** Begin THE RECORDS **
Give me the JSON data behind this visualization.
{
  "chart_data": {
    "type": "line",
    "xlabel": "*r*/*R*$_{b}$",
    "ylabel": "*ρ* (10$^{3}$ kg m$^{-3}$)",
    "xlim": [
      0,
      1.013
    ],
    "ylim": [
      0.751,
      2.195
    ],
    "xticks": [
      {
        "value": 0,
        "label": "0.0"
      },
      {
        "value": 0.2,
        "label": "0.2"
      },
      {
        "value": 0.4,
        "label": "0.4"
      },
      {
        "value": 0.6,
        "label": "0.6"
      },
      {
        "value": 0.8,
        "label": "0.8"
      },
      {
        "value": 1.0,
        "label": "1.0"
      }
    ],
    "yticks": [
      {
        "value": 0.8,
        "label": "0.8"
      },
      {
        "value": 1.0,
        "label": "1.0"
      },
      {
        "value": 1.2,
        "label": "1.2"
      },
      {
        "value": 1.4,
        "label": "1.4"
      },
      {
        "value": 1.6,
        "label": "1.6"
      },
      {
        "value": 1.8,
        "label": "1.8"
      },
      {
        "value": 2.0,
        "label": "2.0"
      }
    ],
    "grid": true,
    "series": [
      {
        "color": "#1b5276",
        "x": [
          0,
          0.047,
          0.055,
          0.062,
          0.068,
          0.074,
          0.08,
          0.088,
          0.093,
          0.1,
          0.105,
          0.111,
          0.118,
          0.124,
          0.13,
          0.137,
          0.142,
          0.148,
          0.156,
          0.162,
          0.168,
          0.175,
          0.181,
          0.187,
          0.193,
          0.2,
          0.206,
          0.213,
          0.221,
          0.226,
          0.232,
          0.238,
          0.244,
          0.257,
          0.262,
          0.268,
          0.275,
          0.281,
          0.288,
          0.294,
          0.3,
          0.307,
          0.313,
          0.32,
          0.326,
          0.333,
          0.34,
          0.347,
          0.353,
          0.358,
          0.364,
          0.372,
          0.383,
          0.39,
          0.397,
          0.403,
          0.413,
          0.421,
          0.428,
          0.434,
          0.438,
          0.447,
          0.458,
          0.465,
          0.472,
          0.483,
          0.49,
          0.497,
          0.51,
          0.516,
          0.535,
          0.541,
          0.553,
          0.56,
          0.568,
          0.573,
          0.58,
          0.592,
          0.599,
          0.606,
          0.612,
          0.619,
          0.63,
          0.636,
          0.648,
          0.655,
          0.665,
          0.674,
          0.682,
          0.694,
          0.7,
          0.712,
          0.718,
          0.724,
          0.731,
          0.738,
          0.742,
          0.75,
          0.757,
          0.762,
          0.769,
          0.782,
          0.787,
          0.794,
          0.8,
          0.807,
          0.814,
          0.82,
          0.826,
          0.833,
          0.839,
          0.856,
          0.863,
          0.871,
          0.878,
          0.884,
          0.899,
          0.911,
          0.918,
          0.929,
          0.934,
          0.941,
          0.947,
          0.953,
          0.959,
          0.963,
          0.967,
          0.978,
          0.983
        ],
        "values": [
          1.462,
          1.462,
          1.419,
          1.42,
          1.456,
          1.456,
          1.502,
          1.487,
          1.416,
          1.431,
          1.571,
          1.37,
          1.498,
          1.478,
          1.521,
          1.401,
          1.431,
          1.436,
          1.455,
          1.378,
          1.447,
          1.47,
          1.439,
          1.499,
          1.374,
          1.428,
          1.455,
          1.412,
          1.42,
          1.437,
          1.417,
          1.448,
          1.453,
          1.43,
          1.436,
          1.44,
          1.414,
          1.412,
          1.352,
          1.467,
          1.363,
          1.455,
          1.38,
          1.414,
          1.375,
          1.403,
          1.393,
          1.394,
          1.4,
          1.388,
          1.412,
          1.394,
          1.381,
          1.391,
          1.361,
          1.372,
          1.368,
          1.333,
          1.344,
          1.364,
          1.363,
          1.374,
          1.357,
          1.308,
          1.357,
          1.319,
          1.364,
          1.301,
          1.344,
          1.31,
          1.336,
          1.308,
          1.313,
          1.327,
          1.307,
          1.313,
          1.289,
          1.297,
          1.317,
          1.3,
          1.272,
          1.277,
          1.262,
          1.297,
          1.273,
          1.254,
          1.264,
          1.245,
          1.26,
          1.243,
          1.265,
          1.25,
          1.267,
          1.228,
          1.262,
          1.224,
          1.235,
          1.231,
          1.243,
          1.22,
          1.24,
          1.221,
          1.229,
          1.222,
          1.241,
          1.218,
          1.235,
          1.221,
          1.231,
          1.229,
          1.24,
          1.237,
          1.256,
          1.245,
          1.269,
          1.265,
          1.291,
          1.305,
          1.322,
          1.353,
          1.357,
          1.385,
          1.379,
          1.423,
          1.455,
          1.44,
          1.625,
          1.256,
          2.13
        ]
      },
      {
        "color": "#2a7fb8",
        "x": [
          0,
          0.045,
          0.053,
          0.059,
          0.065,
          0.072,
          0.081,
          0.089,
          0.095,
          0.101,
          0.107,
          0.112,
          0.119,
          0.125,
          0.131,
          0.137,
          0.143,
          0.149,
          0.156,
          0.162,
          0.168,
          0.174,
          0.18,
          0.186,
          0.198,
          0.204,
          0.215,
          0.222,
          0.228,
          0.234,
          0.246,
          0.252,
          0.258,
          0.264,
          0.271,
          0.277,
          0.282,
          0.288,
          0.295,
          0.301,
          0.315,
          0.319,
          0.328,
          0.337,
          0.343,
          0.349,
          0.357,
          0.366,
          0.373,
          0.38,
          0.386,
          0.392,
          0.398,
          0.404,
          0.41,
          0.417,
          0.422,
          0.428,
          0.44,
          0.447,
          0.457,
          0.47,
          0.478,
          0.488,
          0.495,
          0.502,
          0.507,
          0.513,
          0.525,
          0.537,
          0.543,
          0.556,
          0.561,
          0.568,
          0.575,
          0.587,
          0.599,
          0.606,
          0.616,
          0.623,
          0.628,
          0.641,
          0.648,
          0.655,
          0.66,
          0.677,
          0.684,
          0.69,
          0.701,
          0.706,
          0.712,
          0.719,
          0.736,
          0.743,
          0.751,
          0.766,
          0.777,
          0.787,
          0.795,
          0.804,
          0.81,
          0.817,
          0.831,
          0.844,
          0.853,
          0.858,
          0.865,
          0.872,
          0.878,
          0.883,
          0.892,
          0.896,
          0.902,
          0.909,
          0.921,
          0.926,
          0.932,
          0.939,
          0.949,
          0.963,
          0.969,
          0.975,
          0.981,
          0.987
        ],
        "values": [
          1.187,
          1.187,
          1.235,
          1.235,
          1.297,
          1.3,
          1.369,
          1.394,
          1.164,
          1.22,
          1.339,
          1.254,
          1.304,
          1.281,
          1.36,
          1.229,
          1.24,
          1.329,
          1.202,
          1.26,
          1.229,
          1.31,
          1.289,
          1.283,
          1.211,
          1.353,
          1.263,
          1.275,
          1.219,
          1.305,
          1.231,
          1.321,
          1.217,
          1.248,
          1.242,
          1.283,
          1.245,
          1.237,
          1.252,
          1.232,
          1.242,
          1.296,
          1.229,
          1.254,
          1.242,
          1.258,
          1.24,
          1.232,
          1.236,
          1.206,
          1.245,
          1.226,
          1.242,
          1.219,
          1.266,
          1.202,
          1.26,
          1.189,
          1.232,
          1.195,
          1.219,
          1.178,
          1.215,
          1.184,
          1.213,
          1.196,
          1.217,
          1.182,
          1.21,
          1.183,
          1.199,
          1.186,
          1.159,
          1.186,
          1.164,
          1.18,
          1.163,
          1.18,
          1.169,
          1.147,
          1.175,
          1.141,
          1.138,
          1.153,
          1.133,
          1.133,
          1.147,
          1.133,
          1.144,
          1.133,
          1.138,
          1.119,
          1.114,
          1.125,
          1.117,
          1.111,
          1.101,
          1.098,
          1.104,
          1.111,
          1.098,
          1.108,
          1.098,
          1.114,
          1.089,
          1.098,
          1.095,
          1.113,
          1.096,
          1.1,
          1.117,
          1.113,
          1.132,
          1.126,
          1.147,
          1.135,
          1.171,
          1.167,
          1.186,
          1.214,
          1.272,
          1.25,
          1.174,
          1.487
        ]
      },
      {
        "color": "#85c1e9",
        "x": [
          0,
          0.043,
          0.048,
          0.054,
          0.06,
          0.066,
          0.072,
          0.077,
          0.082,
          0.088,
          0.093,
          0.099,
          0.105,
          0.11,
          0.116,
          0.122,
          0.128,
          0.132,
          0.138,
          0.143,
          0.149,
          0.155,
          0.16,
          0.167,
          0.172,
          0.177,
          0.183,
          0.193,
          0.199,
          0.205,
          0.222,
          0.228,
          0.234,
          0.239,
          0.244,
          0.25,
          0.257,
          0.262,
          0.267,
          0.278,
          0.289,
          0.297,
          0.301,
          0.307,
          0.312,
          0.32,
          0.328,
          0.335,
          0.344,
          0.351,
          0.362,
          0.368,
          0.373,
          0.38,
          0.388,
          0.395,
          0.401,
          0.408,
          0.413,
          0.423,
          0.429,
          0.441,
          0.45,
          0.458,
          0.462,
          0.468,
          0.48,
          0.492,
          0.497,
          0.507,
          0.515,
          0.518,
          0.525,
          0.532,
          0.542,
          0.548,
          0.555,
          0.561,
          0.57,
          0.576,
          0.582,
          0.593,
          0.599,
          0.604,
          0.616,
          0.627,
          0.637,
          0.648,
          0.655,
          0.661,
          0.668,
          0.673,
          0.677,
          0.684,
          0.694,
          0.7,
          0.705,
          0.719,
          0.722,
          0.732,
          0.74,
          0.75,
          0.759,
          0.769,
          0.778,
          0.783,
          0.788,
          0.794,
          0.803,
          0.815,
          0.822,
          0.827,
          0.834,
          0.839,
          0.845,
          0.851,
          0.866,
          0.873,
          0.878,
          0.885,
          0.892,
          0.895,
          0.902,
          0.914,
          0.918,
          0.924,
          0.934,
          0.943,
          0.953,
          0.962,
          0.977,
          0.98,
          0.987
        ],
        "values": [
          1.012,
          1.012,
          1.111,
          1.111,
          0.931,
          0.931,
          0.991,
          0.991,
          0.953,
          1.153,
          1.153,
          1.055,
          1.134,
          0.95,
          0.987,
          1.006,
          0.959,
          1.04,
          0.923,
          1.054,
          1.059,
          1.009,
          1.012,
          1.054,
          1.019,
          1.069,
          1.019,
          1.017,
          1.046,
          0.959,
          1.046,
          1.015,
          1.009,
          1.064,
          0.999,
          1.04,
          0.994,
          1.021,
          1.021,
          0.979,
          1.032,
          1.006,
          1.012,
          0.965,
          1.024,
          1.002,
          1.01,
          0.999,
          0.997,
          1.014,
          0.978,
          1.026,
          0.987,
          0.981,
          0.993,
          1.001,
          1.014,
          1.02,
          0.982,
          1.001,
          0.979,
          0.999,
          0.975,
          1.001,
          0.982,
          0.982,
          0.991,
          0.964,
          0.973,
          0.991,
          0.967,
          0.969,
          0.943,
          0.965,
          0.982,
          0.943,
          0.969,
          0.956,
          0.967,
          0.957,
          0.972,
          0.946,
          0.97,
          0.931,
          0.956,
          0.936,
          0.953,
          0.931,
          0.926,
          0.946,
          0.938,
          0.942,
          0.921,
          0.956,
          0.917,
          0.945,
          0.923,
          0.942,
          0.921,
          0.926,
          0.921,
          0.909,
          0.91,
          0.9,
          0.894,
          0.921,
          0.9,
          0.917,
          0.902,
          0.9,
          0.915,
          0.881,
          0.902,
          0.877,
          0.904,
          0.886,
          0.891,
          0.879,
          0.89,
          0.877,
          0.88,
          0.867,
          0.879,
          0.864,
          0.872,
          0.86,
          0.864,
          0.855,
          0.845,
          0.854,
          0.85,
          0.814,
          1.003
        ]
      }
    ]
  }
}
** End THE RECORDS **
EXERCISE OBJECTIVE —
Copy down every line of the material above that includes the string "color".

SOLUTION TO THIS TASK —
        "color": "#1b5276",
        "color": "#2a7fb8",
        "color": "#85c1e9",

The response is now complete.